[Saved entries]
┌──
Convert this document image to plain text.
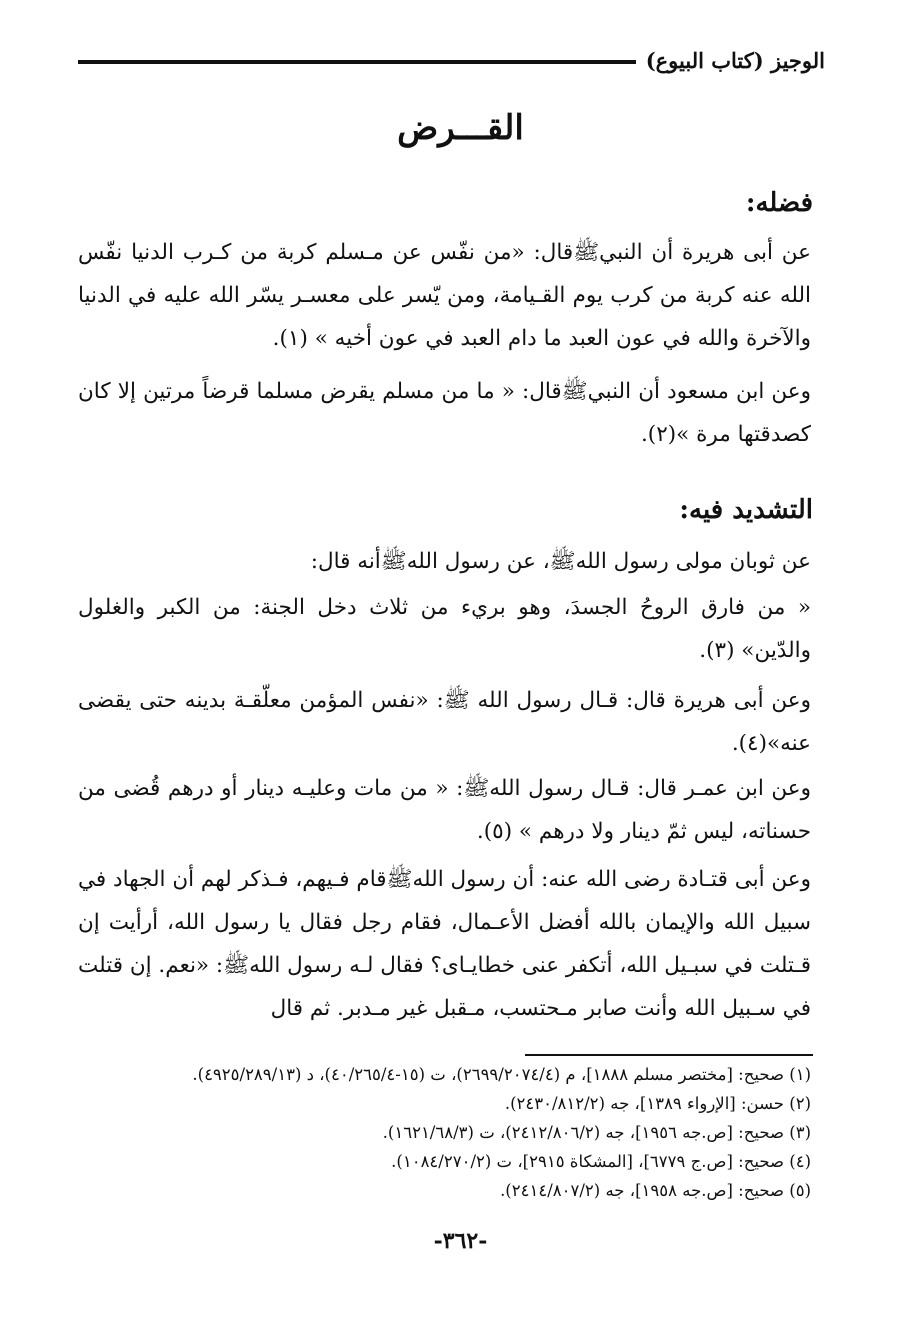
الوجيز (كتاب البيوع)
القـــرض
فضله:
عن أبى هريرة أن النبيﷺقال: «من نفّس عن مـسلم كربة من كـرب الدنيا نفّس الله عنه كربة من كرب يوم القـيامة، ومن يّسر على معسـر يسّر الله عليه في الدنيا والآخرة والله في عون العبد ما دام العبد في عون أخيه » (١).
وعن ابن مسعود أن النبيﷺقال: « ما من مسلم يقرض مسلما قرضاً مرتين إلا كان كصدقتها مرة »(٢).
التشديد فيه:
عن ثوبان مولى رسول اللهﷺ، عن رسول اللهﷺأنه قال:
« من فارق الروحُ الجسدَ، وهو بريء من ثلاث دخل الجنة: من الكبر والغلول والدّين» (٣).
وعن أبى هريرة قال: قـال رسول الله ﷺ: «نفس المؤمن معلّقـة بدينه حتى يقضى عنه»(٤).
وعن ابن عمـر قال: قـال رسول اللهﷺ: « من مات وعليـه دينار أو درهم قُضى من حسناته، ليس ثمّ دينار ولا درهم » (٥).
وعن أبى قتـادة رضى الله عنه: أن رسول اللهﷺقام فـيهم، فـذكر لهم أن الجهاد في سبيل الله والإيمان بالله أفضل الأعـمال، فقام رجل فقال يا رسول الله، أرأيت إن قـتلت في سبـيل الله، أتكفر عنى خطايـاى؟ فقال لـه رسول اللهﷺ: «نعم. إن قتلت في سـبيل الله وأنت صابر مـحتسب، مـقبل غير مـدبر. ثم قال
(١) صحيح: [مختصر مسلم ١٨٨٨]، م (٢٦٩٩/٢٠٧٤/٤)، ت (١٥-٤٠/٢٦٥/٤)، د (٤٩٢٥/٢٨٩/١٣).
(٢) حسن: [الإرواء ١٣٨٩]، جه (٢٤٣٠/٨١٢/٢).
(٣) صحيح: [ص.جه ١٩٥٦]، جه (٢٤١٢/٨٠٦/٢)، ت (١٦٢١/٦٨/٣).
(٤) صحيح: [ص.ج ٦٧٧٩]، [المشكاة ٢٩١٥]، ت (١٠٨٤/٢٧٠/٢).
(٥) صحيح: [ص.جه ١٩٥٨]، جه (٢٤١٤/٨٠٧/٢).
-٣٦٢-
└──
Make a verbatim copy of all the entries and strip out the pictures.

Convert this document image to plain text.
الوجيز (كتاب البيوع)
القـــرض
فضله:
عن أبى هريرة أن النبيﷺقال: «من نفّس عن مـسلم كربة من كـرب الدنيا نفّس الله عنه كربة من كرب يوم القـيامة، ومن يّسر على معسـر يسّر الله عليه في الدنيا والآخرة والله في عون العبد ما دام العبد في عون أخيه » (١).
وعن ابن مسعود أن النبيﷺقال: « ما من مسلم يقرض مسلما قرضاً مرتين إلا كان كصدقتها مرة »(٢).
التشديد فيه:
عن ثوبان مولى رسول اللهﷺ، عن رسول اللهﷺأنه قال:
« من فارق الروحُ الجسدَ، وهو بريء من ثلاث دخل الجنة: من الكبر والغلول والدّين» (٣).
وعن أبى هريرة قال: قـال رسول الله ﷺ: «نفس المؤمن معلّقـة بدينه حتى يقضى عنه»(٤).
وعن ابن عمـر قال: قـال رسول اللهﷺ: « من مات وعليـه دينار أو درهم قُضى من حسناته، ليس ثمّ دينار ولا درهم » (٥).
وعن أبى قتـادة رضى الله عنه: أن رسول اللهﷺقام فـيهم، فـذكر لهم أن الجهاد في سبيل الله والإيمان بالله أفضل الأعـمال، فقام رجل فقال يا رسول الله، أرأيت إن قـتلت في سبـيل الله، أتكفر عنى خطايـاى؟ فقال لـه رسول اللهﷺ: «نعم. إن قتلت في سـبيل الله وأنت صابر مـحتسب، مـقبل غير مـدبر. ثم قال
(١) صحيح: [مختصر مسلم ١٨٨٨]، م (٢٦٩٩/٢٠٧٤/٤)، ت (١٥-٤٠/٢٦٥/٤)، د (٤٩٢٥/٢٨٩/١٣).
(٢) حسن: [الإرواء ١٣٨٩]، جه (٢٤٣٠/٨١٢/٢).
(٣) صحيح: [ص.جه ١٩٥٦]، جه (٢٤١٢/٨٠٦/٢)، ت (١٦٢١/٦٨/٣).
(٤) صحيح: [ص.ج ٦٧٧٩]، [المشكاة ٢٩١٥]، ت (١٠٨٤/٢٧٠/٢).
(٥) صحيح: [ص.جه ١٩٥٨]، جه (٢٤١٤/٨٠٧/٢).
-٣٦٢-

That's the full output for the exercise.